-- Source text --

....

The comment above doesn't make much sense given that we don't check for
anything here and just continue the loop.

That aside, the concern I had with this patch when it was last posted is
that it indirectly dropped the error/consistency check between page
state and extent state provided by the XFS_BMAPI_DELALLOC flag. What was
historically an accounting/reservation issue was turned into something
like this by XFS_BMAPI_DELALLOC:

# xfs_io -c "pwrite 0 4k" -c fsync /mnt/file
wrote 4096/4096 bytes at offset 0
4 KiB, 1 ops; 0.0041 sec (974.184 KiB/sec and 243.5460 ops/sec)
fsync: Input/output error

As of this patch, that same error condition now behaves something like
this:

[root@localhost ~]# xfs_io -c "pwrite 0 4k" -c fsync /mnt/file
wrote 4096/4096 bytes at offset 0
4 KiB, 1 ops; 0.0029 sec (1.325 MiB/sec and 339.2130 ops/sec)

....

-- Given exercise 1 --
In the patch review, which flag provided the error/consistency check between page state and extent state?
-- Given exercise 2 --
Reproduce the part of the patch review that runs from "That aside, the" up to and including "and 243.5460 ops/sec)".

....

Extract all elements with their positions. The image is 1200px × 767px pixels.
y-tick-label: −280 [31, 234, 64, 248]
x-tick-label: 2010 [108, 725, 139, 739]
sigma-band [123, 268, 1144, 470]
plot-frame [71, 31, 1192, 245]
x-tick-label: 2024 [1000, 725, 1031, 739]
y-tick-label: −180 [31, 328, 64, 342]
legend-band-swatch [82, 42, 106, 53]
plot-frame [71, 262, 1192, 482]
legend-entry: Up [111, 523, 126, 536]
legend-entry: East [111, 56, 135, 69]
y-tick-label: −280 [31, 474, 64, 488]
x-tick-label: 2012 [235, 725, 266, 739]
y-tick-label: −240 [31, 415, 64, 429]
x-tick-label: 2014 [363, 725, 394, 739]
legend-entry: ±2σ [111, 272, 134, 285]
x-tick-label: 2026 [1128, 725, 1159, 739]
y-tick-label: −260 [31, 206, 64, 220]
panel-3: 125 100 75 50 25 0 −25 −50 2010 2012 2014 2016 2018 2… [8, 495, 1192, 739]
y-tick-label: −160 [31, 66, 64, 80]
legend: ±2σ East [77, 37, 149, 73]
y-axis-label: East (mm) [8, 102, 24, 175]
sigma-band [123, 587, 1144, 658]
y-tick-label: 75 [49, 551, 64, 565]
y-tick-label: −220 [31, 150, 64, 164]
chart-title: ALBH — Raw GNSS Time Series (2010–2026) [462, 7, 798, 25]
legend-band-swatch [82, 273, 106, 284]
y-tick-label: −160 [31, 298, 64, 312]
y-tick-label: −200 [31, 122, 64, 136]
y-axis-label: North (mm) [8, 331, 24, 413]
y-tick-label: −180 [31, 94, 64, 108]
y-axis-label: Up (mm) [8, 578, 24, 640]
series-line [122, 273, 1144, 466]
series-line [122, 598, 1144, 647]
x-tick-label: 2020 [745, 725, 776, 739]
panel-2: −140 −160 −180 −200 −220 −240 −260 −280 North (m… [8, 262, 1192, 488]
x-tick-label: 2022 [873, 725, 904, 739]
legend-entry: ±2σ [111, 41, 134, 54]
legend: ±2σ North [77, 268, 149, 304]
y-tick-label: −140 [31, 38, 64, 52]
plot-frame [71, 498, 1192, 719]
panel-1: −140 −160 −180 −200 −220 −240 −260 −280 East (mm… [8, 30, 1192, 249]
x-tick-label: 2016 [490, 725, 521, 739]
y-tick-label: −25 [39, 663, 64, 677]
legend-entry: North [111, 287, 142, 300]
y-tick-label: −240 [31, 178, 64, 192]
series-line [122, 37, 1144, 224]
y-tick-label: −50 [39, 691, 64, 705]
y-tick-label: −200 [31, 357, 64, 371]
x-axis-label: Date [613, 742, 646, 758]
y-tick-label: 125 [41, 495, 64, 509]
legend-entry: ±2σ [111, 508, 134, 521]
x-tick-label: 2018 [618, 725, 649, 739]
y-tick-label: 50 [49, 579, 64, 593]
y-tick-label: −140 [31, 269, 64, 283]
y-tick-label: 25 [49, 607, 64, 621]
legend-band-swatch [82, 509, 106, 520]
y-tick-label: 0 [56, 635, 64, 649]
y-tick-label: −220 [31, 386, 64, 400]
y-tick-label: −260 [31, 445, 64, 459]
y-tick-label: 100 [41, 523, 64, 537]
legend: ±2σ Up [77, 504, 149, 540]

....

-- Response 1 --
The XFS_BMAPI_DELALLOC flag.

-- Response 2 --
That aside, the concern I had with this patch when it was last posted is
that it indirectly dropped the error/consistency check between page
state and extent state provided by the XFS_BMAPI_DELALLOC flag. What was
historically an accounting/reservation issue was turned into something
like this by XFS_BMAPI_DELALLOC:

# xfs_io -c "pwrite 0 4k" -c fsync /mnt/file
wrote 4096/4096 bytes at offset 0
4 KiB, 1 ops; 0.0041 sec (974.184 KiB/sec and 243.5460 ops/sec)